* **TASK BRIEF**
Each line containing the word "bottom" should be found and copied.

* **Records that describe figures**
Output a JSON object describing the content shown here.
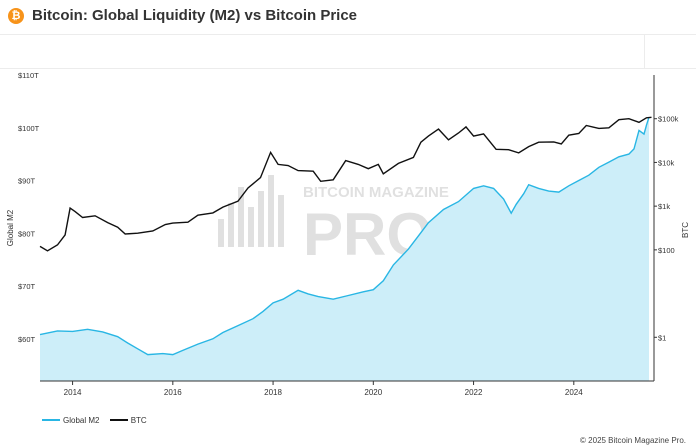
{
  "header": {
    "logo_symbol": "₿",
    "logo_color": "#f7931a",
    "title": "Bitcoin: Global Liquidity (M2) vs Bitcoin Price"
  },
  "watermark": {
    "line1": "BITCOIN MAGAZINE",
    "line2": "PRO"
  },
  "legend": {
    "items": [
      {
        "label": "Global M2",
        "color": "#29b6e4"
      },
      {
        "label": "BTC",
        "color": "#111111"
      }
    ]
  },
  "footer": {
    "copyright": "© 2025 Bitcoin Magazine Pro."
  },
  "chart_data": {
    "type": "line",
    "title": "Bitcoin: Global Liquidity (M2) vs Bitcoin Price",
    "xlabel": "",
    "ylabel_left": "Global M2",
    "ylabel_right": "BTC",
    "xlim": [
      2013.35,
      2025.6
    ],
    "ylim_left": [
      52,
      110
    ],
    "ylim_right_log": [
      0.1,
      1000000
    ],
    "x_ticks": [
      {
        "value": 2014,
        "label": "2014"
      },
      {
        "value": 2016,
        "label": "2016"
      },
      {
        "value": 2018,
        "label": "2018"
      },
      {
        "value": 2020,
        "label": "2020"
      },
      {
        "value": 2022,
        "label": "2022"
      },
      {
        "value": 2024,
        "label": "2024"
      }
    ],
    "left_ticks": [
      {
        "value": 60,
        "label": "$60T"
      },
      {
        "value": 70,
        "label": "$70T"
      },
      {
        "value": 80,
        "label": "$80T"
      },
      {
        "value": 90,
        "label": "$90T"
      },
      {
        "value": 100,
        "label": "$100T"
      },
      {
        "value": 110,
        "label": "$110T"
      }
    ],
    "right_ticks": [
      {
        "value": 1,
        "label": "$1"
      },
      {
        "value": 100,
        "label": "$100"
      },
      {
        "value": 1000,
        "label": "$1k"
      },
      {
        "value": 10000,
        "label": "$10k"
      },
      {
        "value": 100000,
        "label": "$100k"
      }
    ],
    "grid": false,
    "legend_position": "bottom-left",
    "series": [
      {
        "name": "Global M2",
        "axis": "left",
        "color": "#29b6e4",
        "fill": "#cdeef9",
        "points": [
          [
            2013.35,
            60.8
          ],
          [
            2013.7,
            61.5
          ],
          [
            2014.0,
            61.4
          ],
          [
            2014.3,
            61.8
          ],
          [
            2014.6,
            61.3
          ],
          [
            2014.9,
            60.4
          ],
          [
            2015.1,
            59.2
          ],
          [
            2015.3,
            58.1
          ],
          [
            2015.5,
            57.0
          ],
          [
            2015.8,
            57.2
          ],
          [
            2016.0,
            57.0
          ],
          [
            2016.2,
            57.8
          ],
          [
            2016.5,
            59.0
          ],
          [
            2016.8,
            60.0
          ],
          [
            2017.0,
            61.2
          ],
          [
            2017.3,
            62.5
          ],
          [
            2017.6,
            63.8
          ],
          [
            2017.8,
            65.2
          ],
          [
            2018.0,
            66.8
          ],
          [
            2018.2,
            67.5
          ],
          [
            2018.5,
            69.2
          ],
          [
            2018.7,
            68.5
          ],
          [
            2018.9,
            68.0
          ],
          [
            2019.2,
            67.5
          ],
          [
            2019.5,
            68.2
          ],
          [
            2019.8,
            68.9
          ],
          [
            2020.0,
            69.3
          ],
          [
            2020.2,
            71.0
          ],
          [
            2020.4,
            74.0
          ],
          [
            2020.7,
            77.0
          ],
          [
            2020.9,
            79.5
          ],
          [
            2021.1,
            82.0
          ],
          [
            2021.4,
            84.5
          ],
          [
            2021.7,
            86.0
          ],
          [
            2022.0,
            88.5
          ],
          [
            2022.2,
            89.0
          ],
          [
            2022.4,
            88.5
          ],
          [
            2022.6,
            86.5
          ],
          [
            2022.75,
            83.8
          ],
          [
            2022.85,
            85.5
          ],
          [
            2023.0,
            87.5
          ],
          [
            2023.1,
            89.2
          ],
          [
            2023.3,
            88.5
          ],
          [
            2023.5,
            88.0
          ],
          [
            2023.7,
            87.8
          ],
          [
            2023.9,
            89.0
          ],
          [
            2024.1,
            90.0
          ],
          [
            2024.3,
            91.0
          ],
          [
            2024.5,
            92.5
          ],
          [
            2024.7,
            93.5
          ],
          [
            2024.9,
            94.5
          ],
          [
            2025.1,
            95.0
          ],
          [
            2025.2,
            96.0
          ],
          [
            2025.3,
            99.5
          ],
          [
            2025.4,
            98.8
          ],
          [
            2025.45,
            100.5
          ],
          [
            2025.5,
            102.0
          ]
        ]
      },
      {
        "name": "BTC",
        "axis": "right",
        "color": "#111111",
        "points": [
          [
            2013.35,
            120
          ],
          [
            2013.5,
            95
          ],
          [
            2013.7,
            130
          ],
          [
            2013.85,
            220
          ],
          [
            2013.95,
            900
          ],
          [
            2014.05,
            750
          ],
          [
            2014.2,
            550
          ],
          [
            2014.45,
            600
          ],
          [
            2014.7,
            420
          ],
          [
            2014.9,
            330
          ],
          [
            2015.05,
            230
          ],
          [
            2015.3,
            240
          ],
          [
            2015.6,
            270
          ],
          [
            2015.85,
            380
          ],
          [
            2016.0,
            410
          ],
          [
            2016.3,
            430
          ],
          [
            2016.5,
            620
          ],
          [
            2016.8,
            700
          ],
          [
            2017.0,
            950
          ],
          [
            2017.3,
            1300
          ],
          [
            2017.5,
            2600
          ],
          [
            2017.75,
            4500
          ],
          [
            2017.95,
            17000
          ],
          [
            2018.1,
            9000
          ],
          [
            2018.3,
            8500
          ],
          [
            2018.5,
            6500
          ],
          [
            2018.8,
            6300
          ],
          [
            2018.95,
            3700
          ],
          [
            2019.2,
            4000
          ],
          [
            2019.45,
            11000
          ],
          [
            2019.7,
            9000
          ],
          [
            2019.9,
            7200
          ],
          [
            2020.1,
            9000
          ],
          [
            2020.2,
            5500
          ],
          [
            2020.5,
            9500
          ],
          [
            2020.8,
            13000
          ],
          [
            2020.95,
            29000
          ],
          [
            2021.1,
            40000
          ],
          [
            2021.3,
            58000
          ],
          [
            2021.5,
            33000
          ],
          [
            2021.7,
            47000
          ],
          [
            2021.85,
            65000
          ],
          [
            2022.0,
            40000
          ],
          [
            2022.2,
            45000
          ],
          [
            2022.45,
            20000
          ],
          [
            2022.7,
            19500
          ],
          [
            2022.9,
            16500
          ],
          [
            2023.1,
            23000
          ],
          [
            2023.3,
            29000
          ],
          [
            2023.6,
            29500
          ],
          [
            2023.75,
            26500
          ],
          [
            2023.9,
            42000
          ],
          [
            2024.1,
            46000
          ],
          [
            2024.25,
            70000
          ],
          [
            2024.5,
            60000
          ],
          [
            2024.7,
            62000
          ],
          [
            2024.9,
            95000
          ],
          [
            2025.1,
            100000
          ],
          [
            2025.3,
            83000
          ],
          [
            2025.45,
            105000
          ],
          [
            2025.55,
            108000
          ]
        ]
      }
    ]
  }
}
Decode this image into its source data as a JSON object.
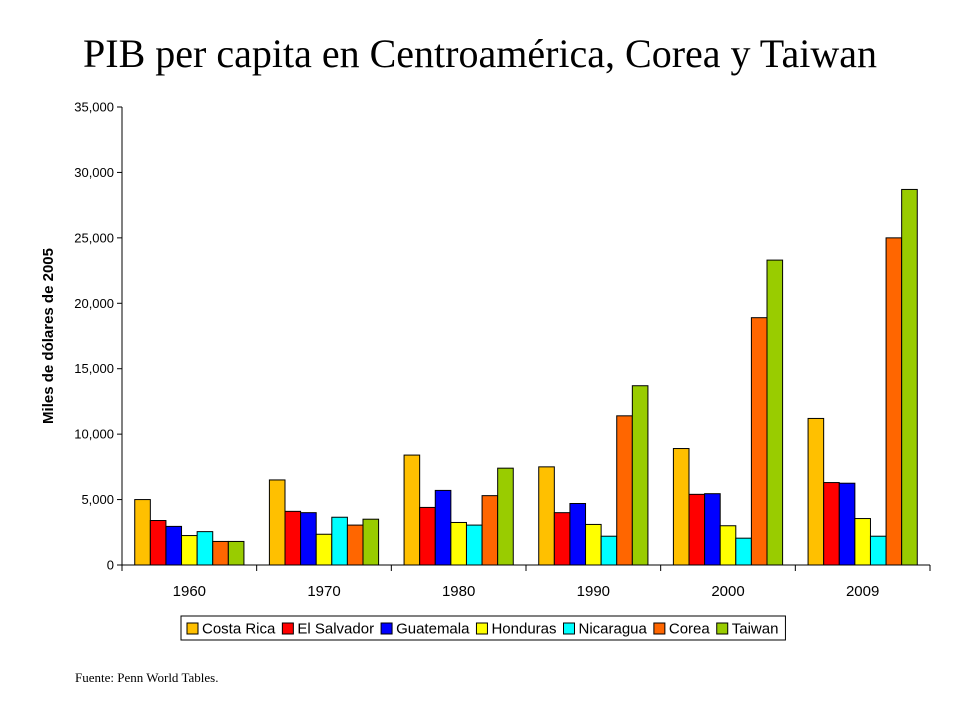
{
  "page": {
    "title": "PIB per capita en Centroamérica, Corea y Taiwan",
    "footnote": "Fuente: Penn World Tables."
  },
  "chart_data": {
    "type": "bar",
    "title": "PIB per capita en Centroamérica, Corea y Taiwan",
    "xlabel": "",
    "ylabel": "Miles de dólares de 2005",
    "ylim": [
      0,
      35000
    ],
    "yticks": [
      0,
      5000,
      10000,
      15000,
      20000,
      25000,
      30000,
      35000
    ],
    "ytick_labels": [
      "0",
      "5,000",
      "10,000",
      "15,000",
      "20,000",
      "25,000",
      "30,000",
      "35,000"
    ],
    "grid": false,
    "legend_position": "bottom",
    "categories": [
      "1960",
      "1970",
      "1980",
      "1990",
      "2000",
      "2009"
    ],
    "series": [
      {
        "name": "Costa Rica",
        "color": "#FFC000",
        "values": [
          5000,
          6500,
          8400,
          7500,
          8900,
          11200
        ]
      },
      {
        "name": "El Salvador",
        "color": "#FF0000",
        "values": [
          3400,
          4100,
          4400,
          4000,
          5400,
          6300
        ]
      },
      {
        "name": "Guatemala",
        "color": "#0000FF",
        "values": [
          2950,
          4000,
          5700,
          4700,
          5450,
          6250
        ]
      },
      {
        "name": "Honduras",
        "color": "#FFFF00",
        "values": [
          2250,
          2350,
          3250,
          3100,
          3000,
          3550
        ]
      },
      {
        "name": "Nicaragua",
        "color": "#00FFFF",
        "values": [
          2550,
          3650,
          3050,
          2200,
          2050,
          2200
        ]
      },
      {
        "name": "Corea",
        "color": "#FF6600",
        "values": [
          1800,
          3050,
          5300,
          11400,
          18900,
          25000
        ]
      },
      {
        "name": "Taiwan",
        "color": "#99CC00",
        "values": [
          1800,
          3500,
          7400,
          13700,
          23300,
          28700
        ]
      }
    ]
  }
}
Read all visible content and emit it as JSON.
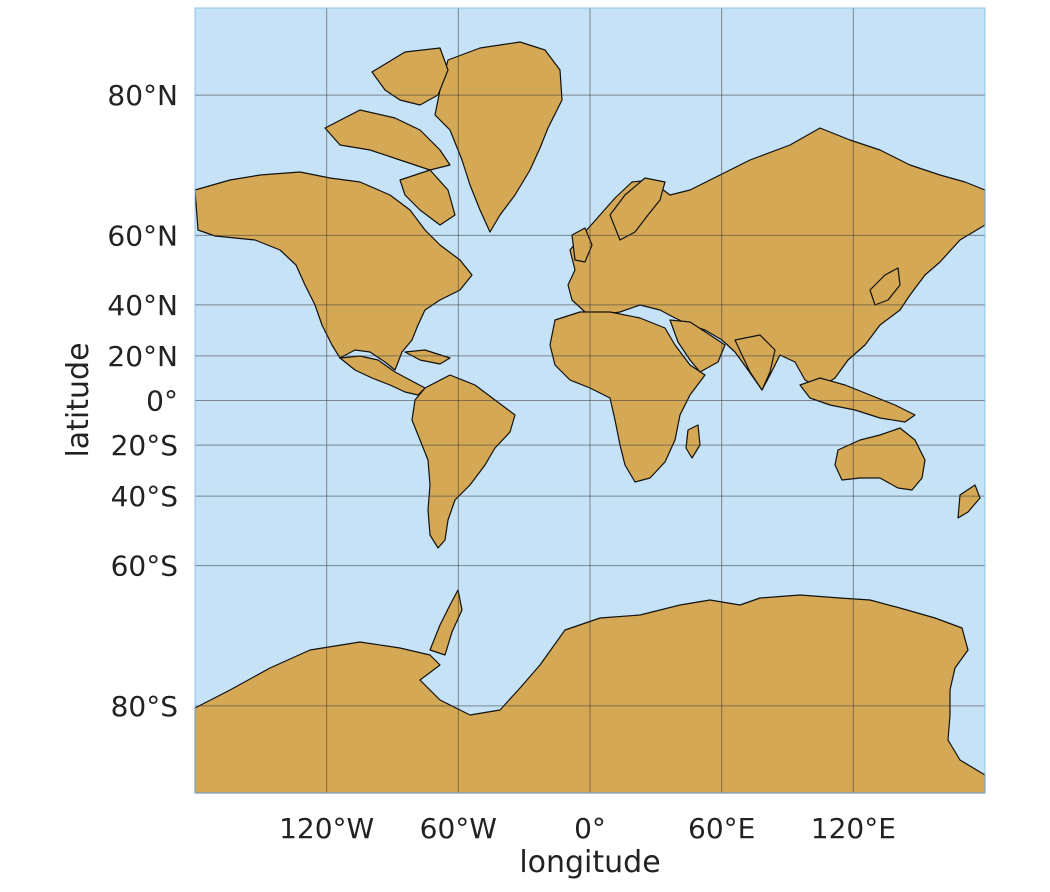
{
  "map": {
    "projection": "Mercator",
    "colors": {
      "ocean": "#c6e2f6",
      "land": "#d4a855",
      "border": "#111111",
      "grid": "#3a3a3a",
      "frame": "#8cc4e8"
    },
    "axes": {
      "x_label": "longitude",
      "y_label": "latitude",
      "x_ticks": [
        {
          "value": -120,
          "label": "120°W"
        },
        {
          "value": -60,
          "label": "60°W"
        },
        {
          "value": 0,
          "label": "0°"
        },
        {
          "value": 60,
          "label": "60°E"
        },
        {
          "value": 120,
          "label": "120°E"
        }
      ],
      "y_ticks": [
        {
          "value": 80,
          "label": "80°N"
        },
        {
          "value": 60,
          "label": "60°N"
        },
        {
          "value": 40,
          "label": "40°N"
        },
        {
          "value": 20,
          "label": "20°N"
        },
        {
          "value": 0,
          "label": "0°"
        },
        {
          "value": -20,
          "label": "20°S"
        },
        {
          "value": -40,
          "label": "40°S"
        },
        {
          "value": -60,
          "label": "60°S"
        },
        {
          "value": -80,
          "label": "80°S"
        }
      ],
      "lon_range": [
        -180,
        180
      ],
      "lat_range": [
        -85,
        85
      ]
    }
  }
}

* **COMPLETED TASK**
    "legend_position": "bottom-left",
    "legend_position": "bottom",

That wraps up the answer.